→ STATED EXERCISE: All lines in which the word "title" occurs are to be extracted.

→ MATERIAL PROVIDED:
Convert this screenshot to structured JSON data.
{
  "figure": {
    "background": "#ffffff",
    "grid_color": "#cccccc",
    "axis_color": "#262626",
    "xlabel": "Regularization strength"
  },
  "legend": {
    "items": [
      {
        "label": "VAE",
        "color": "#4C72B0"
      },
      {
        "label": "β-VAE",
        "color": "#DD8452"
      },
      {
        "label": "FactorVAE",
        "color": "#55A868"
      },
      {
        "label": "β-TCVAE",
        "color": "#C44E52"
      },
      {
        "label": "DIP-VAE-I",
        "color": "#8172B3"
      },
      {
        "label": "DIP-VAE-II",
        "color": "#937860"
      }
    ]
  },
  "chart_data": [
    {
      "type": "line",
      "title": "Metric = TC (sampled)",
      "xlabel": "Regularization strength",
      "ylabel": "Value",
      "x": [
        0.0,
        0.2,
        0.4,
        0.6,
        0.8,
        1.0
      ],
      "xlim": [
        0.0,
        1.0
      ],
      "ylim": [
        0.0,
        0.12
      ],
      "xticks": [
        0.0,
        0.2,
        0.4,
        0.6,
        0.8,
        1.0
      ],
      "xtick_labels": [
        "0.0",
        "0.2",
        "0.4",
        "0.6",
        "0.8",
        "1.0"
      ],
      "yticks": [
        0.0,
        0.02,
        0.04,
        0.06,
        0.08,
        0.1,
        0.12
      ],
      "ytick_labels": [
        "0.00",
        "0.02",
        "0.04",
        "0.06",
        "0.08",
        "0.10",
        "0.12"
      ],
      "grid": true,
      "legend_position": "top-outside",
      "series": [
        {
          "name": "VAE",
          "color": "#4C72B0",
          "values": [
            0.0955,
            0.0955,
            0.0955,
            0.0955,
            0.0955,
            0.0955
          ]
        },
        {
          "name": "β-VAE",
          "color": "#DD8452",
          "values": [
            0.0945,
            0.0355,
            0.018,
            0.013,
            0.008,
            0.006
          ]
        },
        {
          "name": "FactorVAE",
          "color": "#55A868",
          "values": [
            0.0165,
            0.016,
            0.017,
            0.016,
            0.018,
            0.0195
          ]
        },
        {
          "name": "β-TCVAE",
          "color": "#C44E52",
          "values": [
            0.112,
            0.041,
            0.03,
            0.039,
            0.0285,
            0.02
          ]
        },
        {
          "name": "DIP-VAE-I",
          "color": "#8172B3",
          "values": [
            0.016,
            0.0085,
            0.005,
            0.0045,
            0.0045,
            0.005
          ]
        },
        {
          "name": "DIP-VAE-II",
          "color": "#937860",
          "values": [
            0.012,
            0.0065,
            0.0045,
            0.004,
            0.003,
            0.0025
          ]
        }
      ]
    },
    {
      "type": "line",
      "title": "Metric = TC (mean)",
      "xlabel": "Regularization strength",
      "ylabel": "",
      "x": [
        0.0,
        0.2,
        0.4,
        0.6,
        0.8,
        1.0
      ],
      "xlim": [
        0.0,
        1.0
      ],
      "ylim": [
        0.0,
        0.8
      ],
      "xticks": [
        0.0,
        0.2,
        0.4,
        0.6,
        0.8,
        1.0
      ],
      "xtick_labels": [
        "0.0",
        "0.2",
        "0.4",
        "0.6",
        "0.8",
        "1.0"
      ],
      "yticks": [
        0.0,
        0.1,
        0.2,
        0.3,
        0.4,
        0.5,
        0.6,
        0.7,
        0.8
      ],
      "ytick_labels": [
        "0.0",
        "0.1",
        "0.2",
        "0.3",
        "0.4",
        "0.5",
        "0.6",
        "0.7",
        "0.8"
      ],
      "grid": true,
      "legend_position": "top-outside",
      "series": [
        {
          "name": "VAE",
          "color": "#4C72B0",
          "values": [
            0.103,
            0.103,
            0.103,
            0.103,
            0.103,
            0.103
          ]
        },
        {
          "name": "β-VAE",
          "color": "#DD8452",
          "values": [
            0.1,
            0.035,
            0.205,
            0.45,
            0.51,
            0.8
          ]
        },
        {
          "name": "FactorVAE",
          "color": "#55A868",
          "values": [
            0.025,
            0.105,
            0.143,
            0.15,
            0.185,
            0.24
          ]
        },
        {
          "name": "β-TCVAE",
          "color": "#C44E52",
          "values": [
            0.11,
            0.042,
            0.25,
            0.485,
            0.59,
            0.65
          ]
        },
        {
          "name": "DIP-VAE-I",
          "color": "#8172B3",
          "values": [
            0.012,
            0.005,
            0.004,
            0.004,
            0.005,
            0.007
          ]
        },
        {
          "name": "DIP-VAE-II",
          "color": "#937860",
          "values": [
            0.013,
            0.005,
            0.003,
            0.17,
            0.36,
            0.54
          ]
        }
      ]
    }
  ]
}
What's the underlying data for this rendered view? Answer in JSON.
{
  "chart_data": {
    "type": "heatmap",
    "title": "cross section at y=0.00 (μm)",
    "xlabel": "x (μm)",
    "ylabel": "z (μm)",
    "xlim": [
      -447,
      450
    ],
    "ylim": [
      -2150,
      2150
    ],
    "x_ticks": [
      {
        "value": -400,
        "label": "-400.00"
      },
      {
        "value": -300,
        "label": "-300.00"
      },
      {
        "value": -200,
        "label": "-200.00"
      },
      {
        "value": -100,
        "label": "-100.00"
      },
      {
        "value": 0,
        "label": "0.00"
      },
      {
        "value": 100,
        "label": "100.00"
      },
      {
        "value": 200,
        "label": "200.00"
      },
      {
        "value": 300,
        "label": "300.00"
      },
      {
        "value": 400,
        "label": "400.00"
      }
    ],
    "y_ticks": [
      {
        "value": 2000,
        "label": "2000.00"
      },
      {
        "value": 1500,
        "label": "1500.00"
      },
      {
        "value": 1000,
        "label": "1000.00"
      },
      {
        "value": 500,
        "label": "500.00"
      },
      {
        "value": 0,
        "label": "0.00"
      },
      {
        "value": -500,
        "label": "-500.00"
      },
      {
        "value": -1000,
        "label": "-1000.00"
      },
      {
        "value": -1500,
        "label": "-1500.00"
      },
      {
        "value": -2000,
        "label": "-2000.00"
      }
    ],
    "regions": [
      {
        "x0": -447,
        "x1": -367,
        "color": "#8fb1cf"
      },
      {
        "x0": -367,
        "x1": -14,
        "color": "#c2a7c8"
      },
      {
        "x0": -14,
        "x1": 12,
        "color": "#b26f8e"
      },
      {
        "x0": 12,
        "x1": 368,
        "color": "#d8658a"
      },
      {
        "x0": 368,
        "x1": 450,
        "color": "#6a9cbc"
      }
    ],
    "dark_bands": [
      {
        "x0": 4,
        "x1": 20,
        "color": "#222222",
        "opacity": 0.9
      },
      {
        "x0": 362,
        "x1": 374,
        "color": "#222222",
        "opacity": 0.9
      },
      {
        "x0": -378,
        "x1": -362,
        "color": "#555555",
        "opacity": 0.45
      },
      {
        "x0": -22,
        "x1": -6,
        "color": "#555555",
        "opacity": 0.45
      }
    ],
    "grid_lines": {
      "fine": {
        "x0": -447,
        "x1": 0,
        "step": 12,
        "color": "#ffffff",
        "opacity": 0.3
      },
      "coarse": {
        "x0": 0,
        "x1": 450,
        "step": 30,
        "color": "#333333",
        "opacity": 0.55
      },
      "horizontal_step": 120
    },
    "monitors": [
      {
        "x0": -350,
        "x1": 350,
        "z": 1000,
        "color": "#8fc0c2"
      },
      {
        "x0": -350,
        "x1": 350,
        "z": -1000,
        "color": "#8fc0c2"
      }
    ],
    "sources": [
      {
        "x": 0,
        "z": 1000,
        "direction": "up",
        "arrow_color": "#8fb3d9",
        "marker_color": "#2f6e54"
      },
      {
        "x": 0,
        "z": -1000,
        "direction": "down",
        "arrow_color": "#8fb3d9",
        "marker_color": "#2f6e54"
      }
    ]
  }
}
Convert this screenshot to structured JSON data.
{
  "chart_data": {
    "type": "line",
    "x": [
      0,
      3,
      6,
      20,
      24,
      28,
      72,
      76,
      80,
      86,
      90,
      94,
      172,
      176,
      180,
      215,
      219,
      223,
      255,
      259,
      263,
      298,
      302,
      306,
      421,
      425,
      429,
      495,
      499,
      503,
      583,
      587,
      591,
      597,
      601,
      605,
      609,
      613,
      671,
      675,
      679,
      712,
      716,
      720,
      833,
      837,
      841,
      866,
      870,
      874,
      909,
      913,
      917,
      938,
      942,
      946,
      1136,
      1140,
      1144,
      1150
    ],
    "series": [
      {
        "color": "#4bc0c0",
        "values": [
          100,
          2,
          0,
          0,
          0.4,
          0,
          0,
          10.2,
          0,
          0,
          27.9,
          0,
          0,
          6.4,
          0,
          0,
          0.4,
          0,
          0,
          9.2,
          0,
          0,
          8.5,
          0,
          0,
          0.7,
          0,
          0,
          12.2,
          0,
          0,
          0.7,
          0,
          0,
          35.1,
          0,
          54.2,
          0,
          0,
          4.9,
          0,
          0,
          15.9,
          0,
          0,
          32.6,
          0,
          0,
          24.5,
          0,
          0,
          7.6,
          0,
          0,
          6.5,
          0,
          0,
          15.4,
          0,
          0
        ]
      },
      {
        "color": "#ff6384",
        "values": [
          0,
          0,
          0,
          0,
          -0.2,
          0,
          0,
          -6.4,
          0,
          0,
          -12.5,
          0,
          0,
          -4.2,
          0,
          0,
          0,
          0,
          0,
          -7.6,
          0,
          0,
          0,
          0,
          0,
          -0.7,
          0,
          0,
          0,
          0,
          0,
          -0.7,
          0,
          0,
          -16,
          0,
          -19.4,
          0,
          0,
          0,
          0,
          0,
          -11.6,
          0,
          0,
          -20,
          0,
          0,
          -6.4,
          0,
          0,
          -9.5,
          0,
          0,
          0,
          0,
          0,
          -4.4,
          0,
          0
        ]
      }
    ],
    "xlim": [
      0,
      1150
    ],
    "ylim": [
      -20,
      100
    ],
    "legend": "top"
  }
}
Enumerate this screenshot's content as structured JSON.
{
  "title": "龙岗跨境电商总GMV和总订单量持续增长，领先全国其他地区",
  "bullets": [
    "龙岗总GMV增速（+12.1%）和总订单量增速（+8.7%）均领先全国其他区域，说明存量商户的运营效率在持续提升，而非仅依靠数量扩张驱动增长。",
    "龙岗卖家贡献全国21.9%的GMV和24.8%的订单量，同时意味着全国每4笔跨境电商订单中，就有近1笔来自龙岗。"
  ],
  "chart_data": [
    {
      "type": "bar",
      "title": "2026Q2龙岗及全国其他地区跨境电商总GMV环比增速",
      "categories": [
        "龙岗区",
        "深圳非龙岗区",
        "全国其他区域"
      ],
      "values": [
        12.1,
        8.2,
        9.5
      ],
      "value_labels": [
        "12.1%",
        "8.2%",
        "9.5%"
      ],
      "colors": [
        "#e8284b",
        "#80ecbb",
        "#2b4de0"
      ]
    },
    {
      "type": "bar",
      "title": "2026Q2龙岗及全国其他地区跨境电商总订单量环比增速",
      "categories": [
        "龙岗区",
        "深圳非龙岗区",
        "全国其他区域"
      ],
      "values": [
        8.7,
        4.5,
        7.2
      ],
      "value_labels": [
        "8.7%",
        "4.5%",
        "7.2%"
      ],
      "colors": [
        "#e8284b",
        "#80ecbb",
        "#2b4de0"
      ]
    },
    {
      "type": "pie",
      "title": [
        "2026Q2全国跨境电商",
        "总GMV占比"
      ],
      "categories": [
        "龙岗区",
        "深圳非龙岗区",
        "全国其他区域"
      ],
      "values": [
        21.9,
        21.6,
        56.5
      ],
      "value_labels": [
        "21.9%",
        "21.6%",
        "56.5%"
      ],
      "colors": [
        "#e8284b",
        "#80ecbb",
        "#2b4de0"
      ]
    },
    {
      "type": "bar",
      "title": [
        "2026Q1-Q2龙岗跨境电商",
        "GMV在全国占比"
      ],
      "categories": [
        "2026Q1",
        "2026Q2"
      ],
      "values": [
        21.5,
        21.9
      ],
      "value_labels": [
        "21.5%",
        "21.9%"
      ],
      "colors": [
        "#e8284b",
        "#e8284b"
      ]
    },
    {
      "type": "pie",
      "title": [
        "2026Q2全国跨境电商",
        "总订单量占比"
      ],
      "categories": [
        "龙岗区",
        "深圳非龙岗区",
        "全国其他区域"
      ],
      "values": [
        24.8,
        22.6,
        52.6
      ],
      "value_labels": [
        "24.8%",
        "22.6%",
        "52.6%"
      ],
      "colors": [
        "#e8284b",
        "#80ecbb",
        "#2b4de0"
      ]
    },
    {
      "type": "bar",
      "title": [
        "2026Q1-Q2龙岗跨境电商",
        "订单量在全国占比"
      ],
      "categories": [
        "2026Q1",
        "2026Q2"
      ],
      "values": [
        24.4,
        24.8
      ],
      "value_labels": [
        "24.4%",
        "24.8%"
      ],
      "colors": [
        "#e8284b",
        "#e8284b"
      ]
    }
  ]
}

→ TASK SOLUTION:
      "title": "Metric = TC (sampled)",
      "title": "Metric = TC (mean)",
    "title": "cross section at y=0.00 (μm)",
  "title": "龙岗跨境电商总GMV和总订单量持续增长，领先全国其他地区",
      "title": "2026Q2龙岗及全国其他地区跨境电商总GMV环比增速",
      "title": "2026Q2龙岗及全国其他地区跨境电商总订单量环比增速",
      "title": [
      "title": [
      "title": [
      "title": [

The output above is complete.